> **MATERIAL FOR THE TASK**

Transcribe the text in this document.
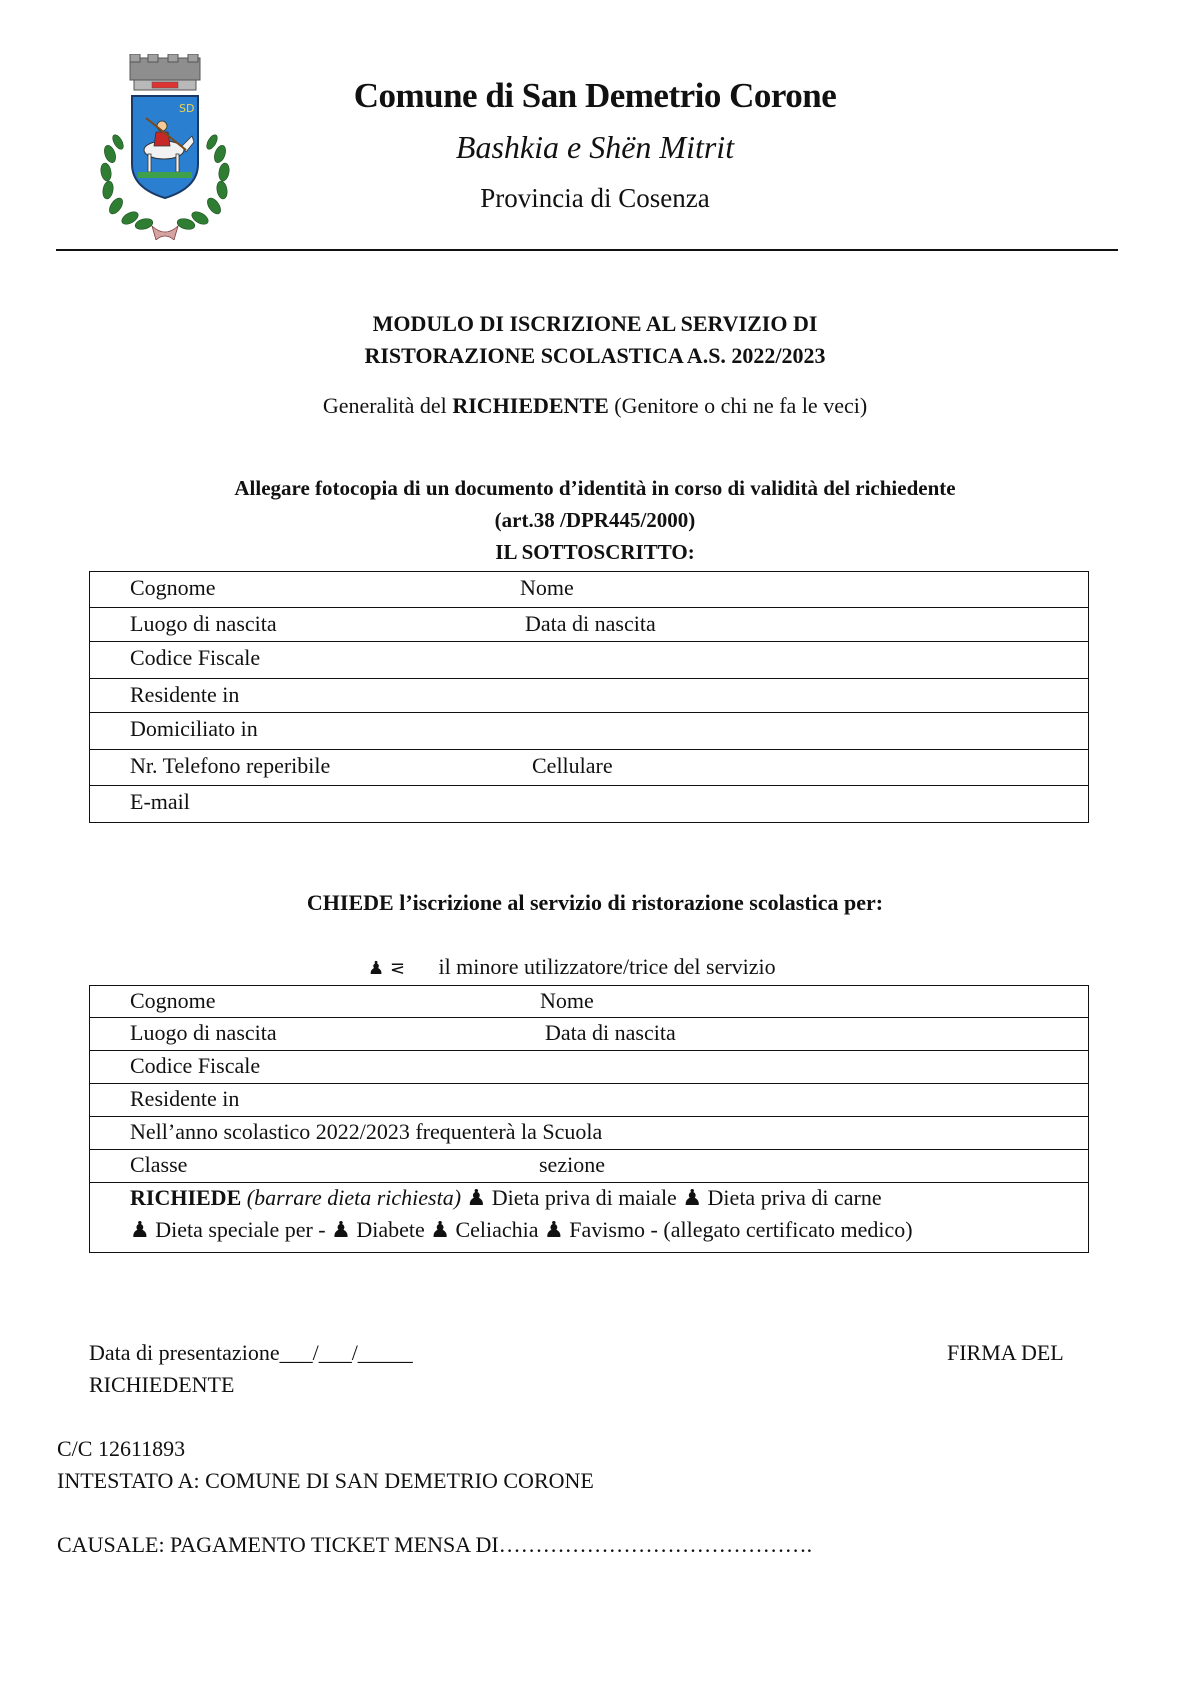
SD	Comune di San Demetrio Corone
Bashkia e Shën Mitrit
Provincia di Cosenza
MODULO DI ISCRIZIONE AL SERVIZIO DI
RISTORAZIONE SCOLASTICA A.S. 2022/2023
Generalità del RICHIEDENTE (Genitore o chi ne fa le veci)
Allegare fotocopia di un documento d’identità in corso di validità del richiedente
(art.38 /DPR445/2000)
IL SOTTOSCRITTO:
Cognome	Nome
Luogo di nascita	Data di nascita
Codice Fiscale
Residente in
Domiciliato in
Nr. Telefono reperibile	Cellulare
E-mail
CHIEDE l’iscrizione al servizio di ristorazione scolastica per:
♟ ⋜ il minore utilizzatore/trice del servizio
Cognome	Nome
Luogo di nascita	Data di nascita
Codice Fiscale
Residente in
Nell’anno scolastico 2022/2023 frequenterà la Scuola
Classe	sezione
RICHIEDE (barrare dieta richiesta) ♟ Dieta priva di maiale ♟ Dieta priva di carne
♟ Dieta speciale per - ♟ Diabete ♟ Celiachia ♟ Favismo - (allegato certificato medico)
Data di presentazione___/___/_____	FIRMA DEL
RICHIEDENTE
C/C 12611893
INTESTATO A: COMUNE DI SAN DEMETRIO CORONE
CAUSALE: PAGAMENTO TICKET MENSA DI…………………………………….
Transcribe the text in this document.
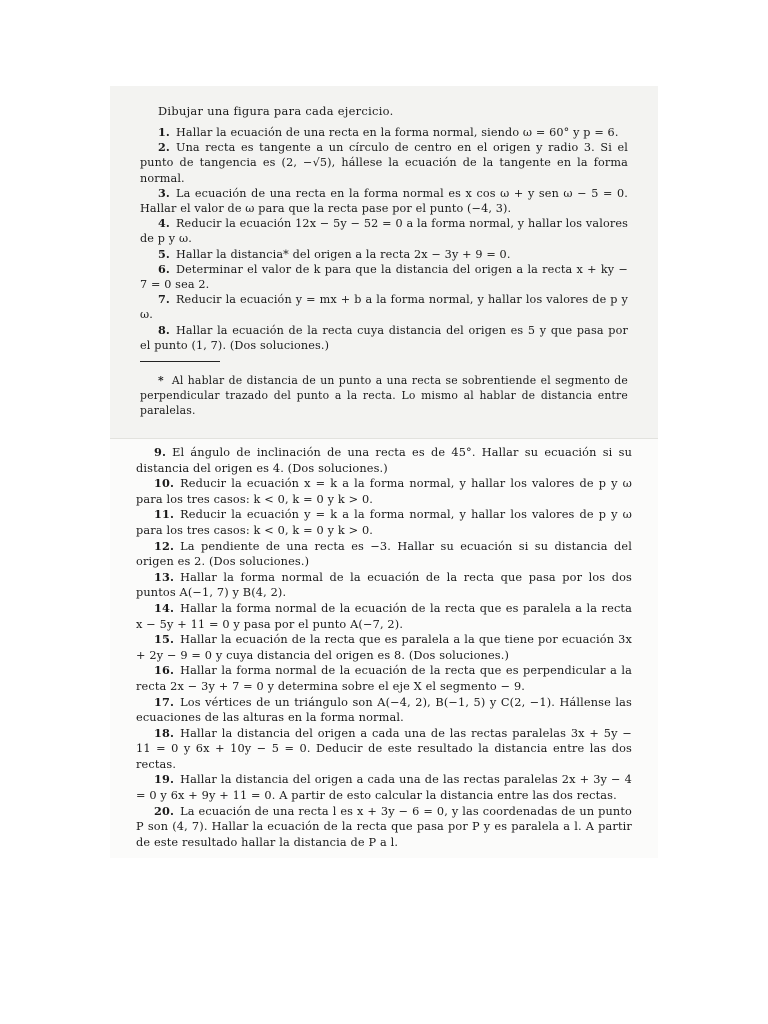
Dibujar una figura para cada ejercicio.

1. Hallar la ecuación de una recta en la forma normal, siendo ω = 60° y p = 6.

2. Una recta es tangente a un círculo de centro en el origen y radio 3. Si el punto de tangencia es (2, −√5), hállese la ecuación de la tangente en la forma normal.

3. La ecuación de una recta en la forma normal es x cos ω + y sen ω − 5 = 0. Hallar el valor de ω para que la recta pase por el punto (−4, 3).

4. Reducir la ecuación 12x − 5y − 52 = 0 a la forma normal, y hallar los valores de p y ω.

5. Hallar la distancia* del origen a la recta 2x − 3y + 9 = 0.

6. Determinar el valor de k para que la distancia del origen a la recta x + ky − 7 = 0 sea 2.

7. Reducir la ecuación y = mx + b a la forma normal, y hallar los valores de p y ω.

8. Hallar la ecuación de la recta cuya distancia del origen es 5 y que pasa por el punto (1, 7). (Dos soluciones.)

* Al hablar de distancia de un punto a una recta se sobrentiende el segmento de perpendicular trazado del punto a la recta. Lo mismo al hablar de distancia entre paralelas.

9. El ángulo de inclinación de una recta es de 45°. Hallar su ecuación si su distancia del origen es 4. (Dos soluciones.)

10. Reducir la ecuación x = k a la forma normal, y hallar los valores de p y ω para los tres casos: k < 0, k = 0 y k > 0.

11. Reducir la ecuación y = k a la forma normal, y hallar los valores de p y ω para los tres casos: k < 0, k = 0 y k > 0.

12. La pendiente de una recta es −3. Hallar su ecuación si su distancia del origen es 2. (Dos soluciones.)

13. Hallar la forma normal de la ecuación de la recta que pasa por los dos puntos A(−1, 7) y B(4, 2).

14. Hallar la forma normal de la ecuación de la recta que es paralela a la recta x − 5y + 11 = 0 y pasa por el punto A(−7, 2).

15. Hallar la ecuación de la recta que es paralela a la que tiene por ecuación 3x + 2y − 9 = 0 y cuya distancia del origen es 8. (Dos soluciones.)

16. Hallar la forma normal de la ecuación de la recta que es perpendicular a la recta 2x − 3y + 7 = 0 y determina sobre el eje X el segmento − 9.

17. Los vértices de un triángulo son A(−4, 2), B(−1, 5) y C(2, −1). Háll​ense las ecuaciones de las alturas en la forma normal.

18. Hallar la distancia del origen a cada una de las rectas paralelas 3x + 5y − 11 = 0 y 6x + 10y − 5 = 0. Deducir de este resultado la distancia entre las dos rectas.

19. Hallar la distancia del origen a cada una de las rectas paralelas 2x + 3y − 4 = 0 y 6x + 9y + 11 = 0. A partir de esto calcular la distancia entre las dos rectas.

20. La ecuación de una recta l es x + 3y − 6 = 0, y las coordenadas de un punto P son (4, 7). Hallar la ecuación de la recta que pasa por P y es paralela a l. A partir de este resultado hallar la distancia de P a l.
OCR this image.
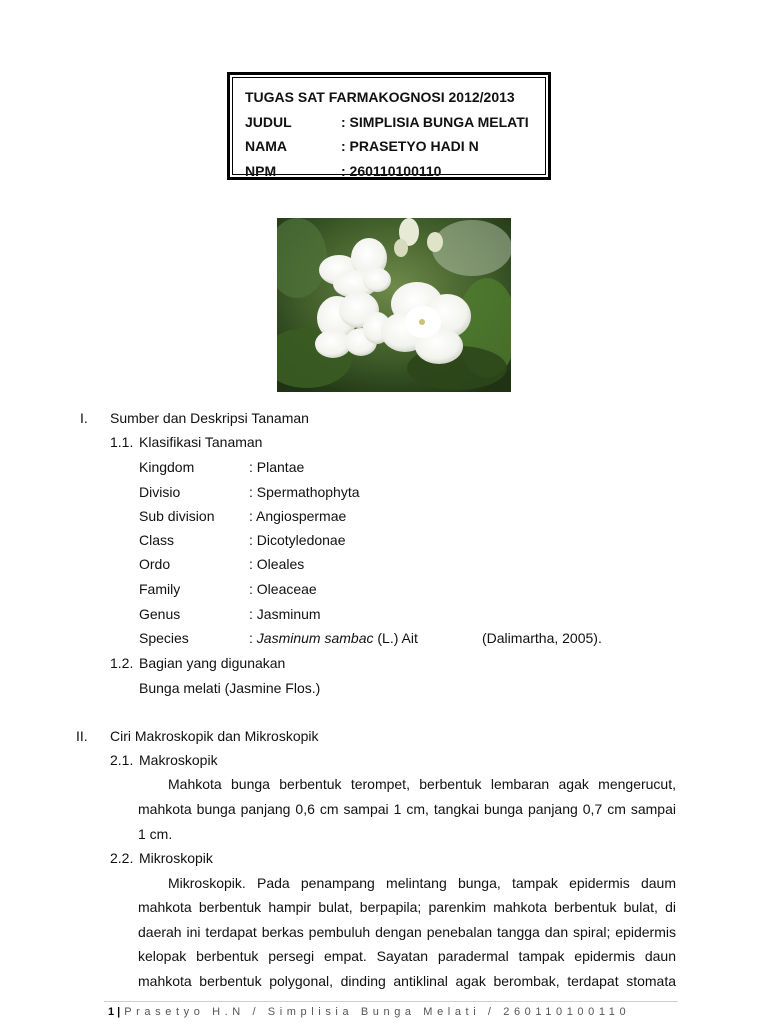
TUGAS SAT FARMAKOGNOSI 2012/2013
JUDUL	: SIMPLISIA BUNGA MELATI
NAMA	: PRASETYO HADI N
NPM	: 260110100110
I. Sumber dan Deskripsi Tanaman
1.1. Klasifikasi Tanaman
Kingdom	: Plantae
Divisio	: Spermathophyta
Sub division : Angiospermae
Class	: Dicotyledonae
Ordo	: Oleales
Family	: Oleaceae
Genus	: Jasminum
Species	: Jasminum sambac (L.) Ait	(Dalimartha, 2005).
1.2. Bagian yang digunakan
Bunga melati (Jasmine Flos.)
II. Ciri Makroskopik dan Mikroskopik
2.1. Makroskopik
Mahkota bunga berbentuk terompet, berbentuk lembaran agak mengerucut,
mahkota bunga panjang 0,6 cm sampai 1 cm, tangkai bunga panjang 0,7 cm sampai
1 cm.
2.2. Mikroskopik
Mikroskopik. Pada penampang melintang bunga, tampak epidermis daum
mahkota berbentuk hampir bulat, berpapila; parenkim mahkota berbentuk bulat, di
daerah ini terdapat berkas pembuluh dengan penebalan tangga dan spiral; epidermis
kelopak berbentuk persegi empat. Sayatan paradermal tampak epidermis daun
mahkota berbentuk polygonal, dinding antiklinal agak berombak, terdapat stomata
1 | Prasetyo H.N / Simplisia Bunga Melati / 260110100110
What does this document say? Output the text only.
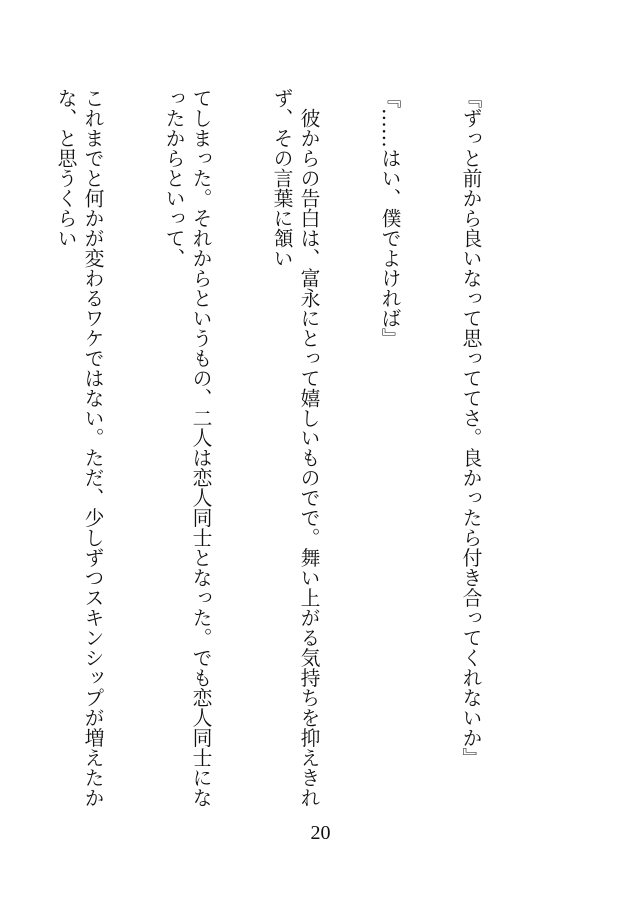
『ずっと前から良いなって思っててさ。良かったら付き合ってくれないか』

『……はい、僕でよければ』

　彼からの告白は、富永にとって嬉しいものでで。舞い上がる気持ちを抑えきれず、その言葉に頷い

てしまった。それからというもの、二人は恋人同士となった。でも恋人同士になったからといって、

これまでと何かが変わるワケではない。ただ、少しずつスキンシップが増えたかな、と思うくらい

20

> **TASK REQUIREMENTS**
Return solely the number of lines in the data that include the word "this".

> **RESPONSE BELOW**
4